--- Start RECORDS FOR THE EXERCISE ---

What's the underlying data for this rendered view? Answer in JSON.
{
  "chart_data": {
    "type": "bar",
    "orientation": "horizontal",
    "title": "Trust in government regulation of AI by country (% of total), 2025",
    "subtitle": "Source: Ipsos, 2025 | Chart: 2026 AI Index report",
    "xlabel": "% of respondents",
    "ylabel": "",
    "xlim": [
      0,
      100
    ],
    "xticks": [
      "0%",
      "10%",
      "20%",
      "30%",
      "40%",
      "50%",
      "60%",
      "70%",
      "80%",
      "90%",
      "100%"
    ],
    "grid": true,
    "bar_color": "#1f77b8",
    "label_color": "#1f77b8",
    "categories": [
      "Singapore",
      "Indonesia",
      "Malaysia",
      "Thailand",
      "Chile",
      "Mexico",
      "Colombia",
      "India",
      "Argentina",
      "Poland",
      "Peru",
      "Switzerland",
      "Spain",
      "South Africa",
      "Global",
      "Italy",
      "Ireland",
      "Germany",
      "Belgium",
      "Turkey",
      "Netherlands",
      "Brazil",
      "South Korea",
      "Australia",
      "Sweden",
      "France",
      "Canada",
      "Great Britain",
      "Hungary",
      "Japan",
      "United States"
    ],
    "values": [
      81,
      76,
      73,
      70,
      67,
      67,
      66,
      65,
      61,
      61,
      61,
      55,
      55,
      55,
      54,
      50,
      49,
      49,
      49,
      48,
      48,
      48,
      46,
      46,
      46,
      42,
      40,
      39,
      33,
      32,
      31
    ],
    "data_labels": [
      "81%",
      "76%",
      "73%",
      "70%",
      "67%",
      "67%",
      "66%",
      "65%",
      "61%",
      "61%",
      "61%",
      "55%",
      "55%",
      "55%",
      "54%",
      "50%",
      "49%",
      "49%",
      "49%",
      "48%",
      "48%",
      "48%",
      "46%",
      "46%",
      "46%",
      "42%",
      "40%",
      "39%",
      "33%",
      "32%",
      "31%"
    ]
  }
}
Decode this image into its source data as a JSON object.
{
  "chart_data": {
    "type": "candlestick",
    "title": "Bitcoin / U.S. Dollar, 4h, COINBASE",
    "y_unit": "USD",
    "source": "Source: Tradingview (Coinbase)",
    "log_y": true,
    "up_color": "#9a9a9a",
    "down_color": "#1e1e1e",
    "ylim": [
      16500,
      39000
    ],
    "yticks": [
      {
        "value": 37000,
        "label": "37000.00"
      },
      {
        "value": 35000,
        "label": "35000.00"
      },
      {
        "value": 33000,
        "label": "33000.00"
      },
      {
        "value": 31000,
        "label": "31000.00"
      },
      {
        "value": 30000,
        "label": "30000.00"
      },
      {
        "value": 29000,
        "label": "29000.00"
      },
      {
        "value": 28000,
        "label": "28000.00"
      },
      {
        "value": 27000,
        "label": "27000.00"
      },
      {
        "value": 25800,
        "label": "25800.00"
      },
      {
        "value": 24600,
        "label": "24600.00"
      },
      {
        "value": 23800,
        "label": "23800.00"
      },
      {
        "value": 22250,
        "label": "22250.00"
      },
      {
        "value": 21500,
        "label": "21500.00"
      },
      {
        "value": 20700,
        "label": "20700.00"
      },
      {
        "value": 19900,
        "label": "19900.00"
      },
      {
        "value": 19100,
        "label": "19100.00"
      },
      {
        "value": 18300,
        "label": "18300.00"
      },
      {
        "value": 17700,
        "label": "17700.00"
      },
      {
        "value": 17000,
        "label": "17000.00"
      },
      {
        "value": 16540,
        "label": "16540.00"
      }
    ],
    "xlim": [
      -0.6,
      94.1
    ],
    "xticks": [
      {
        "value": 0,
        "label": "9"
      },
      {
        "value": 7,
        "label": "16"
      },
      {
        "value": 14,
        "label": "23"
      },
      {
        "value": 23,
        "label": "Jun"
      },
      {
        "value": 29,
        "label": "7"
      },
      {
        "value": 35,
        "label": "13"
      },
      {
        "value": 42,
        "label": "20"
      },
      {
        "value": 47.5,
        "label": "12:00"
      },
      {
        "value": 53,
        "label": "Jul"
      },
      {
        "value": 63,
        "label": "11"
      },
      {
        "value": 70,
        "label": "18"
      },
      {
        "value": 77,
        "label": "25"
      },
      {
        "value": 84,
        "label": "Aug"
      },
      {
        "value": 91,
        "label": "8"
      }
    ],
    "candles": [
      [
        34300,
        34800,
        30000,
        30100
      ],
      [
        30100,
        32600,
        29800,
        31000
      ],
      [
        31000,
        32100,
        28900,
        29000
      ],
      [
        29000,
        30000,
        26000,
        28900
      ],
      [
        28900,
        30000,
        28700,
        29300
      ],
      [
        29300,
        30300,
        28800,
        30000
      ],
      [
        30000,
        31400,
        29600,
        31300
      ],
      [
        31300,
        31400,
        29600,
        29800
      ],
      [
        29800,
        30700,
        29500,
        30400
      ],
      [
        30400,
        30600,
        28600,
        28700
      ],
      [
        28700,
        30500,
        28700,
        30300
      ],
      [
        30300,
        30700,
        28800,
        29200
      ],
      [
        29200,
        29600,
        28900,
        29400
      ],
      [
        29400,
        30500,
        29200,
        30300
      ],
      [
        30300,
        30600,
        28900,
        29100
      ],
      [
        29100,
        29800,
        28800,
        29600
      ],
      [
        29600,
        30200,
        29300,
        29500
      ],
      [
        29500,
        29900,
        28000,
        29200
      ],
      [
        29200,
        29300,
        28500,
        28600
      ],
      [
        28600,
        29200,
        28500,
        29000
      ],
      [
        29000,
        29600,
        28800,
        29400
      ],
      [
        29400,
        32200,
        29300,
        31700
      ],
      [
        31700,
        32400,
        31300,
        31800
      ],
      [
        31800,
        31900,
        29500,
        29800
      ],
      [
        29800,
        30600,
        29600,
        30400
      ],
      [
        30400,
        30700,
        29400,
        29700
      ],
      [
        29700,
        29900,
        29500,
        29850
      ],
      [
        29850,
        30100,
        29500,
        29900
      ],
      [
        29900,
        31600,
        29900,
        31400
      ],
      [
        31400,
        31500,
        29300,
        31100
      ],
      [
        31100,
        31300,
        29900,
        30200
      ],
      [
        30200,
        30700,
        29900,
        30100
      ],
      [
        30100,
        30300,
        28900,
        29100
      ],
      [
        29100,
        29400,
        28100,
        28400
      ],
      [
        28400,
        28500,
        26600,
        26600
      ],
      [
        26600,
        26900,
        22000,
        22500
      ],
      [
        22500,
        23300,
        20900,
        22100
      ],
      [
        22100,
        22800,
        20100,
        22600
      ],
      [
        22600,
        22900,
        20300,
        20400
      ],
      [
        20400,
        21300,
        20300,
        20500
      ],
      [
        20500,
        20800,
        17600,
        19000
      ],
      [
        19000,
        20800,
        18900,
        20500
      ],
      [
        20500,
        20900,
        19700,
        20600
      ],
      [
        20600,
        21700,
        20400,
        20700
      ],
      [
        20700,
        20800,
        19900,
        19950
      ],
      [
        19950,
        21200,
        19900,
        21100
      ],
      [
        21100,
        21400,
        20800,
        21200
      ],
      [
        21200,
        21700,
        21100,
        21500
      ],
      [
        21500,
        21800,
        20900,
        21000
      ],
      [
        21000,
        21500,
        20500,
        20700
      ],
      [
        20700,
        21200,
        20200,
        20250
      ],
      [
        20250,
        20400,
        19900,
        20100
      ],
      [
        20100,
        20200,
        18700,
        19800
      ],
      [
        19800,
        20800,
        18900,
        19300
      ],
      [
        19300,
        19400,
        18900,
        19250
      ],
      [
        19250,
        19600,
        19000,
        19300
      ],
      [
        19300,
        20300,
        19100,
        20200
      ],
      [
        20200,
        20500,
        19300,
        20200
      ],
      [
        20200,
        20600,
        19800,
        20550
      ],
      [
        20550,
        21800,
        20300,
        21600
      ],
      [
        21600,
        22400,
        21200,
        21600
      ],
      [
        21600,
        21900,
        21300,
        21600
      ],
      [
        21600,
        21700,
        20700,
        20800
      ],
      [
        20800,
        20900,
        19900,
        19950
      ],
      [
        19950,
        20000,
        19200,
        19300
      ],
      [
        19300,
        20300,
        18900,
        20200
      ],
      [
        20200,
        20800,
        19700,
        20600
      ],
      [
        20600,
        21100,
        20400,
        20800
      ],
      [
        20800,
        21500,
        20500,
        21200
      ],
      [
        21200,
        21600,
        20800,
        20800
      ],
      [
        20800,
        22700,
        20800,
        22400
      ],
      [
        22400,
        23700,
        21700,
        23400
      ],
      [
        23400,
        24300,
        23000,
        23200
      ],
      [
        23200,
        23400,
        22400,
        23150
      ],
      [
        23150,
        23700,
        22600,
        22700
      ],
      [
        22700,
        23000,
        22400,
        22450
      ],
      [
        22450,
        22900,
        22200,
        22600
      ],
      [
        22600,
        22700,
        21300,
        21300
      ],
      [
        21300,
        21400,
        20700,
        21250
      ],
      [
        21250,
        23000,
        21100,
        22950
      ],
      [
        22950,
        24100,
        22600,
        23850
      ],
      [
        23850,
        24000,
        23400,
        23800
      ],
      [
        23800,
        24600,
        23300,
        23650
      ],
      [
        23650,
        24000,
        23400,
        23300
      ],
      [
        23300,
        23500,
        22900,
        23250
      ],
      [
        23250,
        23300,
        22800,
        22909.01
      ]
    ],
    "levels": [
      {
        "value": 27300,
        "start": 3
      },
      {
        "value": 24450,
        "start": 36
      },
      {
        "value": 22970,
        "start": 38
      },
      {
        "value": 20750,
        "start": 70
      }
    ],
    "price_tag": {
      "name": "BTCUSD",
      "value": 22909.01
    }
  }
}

--- End RECORDS FOR THE EXERCISE ---

Figure out how many lines of the data above include "this", then give the number and nothing more.

▶ _TASK RESPONSE_
2